» **Task goal**: Here are some records; copy every line that holds the word "Расходы".

» **Data for the task**:
[START]
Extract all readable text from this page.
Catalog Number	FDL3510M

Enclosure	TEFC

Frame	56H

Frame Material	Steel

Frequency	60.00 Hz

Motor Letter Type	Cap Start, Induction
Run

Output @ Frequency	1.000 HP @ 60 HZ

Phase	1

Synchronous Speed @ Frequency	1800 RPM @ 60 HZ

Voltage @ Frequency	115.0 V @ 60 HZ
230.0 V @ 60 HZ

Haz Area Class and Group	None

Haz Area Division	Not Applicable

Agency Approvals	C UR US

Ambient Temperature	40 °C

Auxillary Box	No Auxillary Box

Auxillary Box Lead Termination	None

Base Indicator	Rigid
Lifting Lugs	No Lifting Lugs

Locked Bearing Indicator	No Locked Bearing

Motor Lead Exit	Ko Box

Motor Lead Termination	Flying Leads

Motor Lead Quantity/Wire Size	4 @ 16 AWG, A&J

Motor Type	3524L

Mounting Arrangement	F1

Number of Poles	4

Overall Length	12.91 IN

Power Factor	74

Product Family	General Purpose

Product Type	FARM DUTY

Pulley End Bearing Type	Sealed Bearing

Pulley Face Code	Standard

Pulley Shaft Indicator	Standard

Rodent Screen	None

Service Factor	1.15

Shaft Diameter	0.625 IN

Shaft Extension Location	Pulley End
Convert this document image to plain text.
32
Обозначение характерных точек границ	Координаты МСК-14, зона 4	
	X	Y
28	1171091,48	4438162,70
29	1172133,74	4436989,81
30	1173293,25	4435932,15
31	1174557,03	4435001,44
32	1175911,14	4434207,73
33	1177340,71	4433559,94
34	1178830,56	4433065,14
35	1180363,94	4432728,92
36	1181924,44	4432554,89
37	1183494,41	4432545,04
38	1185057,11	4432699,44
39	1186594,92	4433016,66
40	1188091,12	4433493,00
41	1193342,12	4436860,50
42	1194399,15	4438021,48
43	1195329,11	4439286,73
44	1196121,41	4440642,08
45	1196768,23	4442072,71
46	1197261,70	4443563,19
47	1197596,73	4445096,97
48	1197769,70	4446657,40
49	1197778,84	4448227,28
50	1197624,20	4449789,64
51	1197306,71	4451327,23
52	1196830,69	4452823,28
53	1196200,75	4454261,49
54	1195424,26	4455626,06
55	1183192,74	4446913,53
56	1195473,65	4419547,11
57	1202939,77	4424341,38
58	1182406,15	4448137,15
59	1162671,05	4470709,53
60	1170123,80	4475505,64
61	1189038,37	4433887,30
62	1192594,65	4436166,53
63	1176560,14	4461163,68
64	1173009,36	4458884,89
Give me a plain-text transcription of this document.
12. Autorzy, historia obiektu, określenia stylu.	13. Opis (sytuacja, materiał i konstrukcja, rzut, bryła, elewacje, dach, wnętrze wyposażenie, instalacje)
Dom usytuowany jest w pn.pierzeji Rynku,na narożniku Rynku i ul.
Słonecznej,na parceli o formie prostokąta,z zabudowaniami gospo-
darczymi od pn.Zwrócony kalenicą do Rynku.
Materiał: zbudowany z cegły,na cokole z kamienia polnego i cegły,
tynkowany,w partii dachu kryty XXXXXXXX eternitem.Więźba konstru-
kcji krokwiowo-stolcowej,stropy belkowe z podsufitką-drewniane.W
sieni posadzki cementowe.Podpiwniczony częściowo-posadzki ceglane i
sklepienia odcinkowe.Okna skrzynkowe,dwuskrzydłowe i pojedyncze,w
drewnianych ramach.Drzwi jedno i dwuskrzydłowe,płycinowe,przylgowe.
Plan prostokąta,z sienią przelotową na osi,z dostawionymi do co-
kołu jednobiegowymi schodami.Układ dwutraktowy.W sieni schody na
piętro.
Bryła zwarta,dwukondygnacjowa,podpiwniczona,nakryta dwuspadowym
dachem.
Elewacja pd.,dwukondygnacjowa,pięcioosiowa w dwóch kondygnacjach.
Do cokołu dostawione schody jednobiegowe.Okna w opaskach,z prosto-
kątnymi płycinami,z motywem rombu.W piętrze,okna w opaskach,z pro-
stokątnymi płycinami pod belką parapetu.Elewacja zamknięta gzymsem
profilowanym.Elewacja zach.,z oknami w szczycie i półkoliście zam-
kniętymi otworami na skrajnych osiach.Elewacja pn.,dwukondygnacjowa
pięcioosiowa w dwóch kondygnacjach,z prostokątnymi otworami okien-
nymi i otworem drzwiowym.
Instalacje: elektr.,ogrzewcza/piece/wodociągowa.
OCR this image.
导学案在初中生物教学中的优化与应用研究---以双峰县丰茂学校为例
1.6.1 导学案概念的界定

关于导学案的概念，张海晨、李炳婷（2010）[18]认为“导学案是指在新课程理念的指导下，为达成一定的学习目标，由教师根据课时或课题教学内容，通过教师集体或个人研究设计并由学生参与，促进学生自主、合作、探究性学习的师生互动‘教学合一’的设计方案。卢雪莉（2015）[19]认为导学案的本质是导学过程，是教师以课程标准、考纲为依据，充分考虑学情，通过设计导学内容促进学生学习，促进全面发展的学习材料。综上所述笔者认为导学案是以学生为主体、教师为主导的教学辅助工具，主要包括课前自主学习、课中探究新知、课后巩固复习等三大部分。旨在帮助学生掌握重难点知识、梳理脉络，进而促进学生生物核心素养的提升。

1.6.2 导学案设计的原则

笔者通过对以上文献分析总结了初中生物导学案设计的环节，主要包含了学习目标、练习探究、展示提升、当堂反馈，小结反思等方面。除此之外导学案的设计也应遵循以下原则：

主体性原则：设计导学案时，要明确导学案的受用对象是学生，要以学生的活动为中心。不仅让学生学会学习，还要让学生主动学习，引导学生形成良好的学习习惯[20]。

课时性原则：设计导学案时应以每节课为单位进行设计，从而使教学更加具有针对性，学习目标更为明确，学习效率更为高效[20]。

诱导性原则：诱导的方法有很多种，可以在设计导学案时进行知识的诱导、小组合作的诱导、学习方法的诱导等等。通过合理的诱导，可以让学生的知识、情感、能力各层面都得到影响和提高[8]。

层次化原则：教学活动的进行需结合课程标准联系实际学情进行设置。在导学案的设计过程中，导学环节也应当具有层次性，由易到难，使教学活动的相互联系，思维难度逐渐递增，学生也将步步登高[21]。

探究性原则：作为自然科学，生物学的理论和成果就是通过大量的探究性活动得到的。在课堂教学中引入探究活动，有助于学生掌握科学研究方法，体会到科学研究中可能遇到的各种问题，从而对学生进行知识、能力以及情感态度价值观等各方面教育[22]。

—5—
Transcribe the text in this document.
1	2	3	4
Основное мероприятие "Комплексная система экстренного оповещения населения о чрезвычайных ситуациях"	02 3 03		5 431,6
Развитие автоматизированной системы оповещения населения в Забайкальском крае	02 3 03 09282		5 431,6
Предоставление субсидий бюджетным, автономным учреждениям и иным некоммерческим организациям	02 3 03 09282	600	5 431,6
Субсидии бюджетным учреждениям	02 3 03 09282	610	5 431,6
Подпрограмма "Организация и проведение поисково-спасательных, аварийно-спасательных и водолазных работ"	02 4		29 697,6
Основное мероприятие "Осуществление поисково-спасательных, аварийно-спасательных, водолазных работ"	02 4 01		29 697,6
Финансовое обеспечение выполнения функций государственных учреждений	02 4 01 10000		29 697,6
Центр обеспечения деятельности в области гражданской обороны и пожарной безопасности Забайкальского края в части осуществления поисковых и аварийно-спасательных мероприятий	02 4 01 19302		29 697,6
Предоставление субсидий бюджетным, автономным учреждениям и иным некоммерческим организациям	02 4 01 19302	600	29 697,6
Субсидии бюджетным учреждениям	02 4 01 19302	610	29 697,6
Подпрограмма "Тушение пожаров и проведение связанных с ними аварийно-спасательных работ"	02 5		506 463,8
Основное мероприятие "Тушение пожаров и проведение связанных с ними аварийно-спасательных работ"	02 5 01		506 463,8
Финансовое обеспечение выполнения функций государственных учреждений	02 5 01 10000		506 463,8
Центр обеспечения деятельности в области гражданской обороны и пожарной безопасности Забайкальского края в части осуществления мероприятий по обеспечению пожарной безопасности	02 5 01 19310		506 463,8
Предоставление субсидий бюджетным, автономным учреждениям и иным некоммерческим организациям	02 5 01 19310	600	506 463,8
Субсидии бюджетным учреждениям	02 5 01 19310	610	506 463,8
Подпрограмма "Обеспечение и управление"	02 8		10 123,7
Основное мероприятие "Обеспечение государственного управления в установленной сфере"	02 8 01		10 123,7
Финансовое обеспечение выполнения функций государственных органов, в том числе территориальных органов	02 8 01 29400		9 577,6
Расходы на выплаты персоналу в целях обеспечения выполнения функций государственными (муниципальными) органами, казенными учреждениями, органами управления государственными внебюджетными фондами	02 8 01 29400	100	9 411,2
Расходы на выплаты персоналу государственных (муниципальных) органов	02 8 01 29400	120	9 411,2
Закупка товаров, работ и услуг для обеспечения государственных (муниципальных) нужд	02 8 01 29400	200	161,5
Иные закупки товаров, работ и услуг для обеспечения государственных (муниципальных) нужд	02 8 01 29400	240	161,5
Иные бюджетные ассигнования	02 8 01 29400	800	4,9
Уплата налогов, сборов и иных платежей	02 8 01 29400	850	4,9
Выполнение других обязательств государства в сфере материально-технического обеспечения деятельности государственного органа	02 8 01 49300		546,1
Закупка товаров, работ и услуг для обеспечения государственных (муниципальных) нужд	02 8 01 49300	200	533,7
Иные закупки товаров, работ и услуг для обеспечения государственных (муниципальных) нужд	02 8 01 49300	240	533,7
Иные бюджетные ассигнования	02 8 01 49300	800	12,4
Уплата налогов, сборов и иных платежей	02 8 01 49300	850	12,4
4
[END]
» **Finished answer**:
Расходы на выплаты персоналу в целях обеспечения выполнения функций государственными (муниципальными) органами, казенными учреждениями, органами управления государственными внебюджетными фондами	02 8 01 29400	100	9 411,2
Расходы на выплаты персоналу государственных (муниципальных) органов	02 8 01 29400	120	9 411,2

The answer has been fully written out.